_Task to carry out_
Say how many lines include the word "Razão", using only a number.

(Data records)
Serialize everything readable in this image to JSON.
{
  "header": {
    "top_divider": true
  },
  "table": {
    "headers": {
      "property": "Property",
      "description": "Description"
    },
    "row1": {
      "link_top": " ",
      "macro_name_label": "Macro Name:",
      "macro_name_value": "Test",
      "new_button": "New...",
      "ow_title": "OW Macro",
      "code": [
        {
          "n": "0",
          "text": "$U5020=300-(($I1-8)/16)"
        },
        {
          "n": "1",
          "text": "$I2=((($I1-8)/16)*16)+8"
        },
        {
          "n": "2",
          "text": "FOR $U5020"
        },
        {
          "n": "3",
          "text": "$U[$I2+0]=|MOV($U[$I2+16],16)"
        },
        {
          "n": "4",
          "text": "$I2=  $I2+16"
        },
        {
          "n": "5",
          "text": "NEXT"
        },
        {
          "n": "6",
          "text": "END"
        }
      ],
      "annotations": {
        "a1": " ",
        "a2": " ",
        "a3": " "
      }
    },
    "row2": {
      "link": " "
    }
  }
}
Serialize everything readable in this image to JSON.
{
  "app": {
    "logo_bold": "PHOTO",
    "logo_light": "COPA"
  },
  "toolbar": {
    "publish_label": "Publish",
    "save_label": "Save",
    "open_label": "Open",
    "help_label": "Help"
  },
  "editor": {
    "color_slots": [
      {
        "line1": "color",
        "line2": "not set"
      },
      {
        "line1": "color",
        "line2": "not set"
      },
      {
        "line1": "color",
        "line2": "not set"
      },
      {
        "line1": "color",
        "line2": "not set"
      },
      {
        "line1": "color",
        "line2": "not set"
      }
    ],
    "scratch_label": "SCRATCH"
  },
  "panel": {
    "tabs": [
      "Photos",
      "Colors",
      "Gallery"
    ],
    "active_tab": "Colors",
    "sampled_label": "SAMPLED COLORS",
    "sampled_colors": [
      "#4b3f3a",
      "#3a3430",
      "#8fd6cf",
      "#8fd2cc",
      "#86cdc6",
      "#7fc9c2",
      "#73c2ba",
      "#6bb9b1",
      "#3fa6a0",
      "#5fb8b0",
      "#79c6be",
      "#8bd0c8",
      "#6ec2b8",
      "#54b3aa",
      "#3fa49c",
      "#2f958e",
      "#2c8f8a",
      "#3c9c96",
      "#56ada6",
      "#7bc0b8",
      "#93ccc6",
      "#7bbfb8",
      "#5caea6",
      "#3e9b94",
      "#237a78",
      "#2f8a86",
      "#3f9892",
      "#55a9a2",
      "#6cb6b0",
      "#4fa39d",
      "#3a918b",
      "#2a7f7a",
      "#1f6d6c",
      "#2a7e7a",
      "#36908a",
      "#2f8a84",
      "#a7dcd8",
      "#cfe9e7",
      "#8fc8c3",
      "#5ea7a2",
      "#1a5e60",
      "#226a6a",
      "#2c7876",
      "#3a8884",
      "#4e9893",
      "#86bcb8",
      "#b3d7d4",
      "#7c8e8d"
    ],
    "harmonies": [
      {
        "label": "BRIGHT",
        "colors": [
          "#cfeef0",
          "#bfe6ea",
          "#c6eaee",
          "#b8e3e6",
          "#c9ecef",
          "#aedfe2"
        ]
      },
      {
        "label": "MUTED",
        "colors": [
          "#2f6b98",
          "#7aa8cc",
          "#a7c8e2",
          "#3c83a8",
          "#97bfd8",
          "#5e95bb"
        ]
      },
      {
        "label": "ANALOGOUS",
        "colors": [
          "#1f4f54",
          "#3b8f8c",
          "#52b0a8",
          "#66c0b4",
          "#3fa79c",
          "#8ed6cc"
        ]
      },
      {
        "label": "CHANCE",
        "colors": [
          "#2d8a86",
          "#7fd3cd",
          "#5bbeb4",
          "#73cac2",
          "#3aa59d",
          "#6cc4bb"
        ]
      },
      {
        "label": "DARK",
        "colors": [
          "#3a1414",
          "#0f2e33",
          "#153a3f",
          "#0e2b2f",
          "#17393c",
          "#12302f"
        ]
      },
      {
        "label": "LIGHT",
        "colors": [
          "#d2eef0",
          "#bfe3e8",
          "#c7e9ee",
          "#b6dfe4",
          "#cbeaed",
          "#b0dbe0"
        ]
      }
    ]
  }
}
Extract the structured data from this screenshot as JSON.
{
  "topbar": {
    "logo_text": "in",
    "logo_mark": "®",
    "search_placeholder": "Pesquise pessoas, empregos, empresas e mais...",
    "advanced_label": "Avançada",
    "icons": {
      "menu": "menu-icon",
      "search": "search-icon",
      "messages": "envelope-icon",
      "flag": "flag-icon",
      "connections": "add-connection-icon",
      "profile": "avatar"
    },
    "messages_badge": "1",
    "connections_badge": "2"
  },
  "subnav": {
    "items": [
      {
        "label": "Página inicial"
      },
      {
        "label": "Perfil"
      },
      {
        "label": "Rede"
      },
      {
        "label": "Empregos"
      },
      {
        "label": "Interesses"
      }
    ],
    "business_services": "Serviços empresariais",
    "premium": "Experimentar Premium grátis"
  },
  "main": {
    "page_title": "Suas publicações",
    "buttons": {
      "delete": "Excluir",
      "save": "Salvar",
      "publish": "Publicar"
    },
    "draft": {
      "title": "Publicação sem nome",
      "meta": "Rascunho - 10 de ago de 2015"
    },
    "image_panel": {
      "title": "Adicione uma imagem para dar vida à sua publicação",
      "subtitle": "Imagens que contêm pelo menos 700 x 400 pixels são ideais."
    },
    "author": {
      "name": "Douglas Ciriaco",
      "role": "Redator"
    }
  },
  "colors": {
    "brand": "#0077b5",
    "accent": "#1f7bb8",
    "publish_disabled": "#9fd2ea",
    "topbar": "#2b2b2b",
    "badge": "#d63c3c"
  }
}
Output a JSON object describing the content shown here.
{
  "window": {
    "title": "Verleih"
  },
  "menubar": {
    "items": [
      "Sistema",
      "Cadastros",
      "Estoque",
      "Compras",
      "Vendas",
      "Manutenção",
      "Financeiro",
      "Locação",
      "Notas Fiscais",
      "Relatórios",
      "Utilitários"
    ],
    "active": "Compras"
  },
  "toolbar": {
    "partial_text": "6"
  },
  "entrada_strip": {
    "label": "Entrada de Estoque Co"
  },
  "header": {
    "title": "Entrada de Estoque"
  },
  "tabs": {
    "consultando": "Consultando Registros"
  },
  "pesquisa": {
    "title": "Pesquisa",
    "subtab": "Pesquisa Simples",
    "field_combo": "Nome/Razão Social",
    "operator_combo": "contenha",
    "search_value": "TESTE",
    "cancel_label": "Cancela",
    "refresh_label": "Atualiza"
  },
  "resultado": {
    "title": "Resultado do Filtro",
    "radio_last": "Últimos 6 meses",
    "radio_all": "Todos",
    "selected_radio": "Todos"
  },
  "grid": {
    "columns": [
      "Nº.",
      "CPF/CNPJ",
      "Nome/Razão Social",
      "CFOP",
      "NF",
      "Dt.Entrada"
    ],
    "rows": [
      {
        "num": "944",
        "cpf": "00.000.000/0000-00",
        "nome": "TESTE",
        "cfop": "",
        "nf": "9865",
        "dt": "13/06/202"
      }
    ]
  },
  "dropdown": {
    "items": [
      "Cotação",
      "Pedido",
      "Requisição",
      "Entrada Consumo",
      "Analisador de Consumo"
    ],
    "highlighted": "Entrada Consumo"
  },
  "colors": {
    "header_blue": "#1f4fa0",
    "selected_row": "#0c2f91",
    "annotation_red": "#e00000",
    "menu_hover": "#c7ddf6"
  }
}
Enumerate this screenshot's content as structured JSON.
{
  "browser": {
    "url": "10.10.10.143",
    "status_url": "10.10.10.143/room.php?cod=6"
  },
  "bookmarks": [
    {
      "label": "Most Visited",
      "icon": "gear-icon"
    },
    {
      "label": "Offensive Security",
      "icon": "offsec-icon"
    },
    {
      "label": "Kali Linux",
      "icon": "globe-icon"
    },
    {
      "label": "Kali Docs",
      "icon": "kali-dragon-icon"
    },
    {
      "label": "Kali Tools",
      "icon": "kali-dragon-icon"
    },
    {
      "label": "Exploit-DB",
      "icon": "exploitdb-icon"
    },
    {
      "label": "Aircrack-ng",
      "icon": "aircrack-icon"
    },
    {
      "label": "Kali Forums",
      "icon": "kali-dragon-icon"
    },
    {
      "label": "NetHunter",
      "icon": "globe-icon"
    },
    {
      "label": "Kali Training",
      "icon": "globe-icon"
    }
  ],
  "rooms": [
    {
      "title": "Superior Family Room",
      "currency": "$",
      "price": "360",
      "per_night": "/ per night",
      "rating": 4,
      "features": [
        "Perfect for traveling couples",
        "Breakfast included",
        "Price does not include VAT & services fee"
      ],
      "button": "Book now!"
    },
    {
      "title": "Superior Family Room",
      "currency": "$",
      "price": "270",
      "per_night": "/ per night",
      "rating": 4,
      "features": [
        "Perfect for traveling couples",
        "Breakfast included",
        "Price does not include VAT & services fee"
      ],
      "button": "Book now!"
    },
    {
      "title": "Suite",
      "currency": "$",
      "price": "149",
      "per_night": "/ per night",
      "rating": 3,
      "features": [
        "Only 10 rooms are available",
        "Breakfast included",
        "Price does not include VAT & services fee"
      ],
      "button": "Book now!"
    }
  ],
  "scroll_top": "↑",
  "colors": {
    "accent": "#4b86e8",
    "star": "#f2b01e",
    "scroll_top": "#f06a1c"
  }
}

_Expected output_
2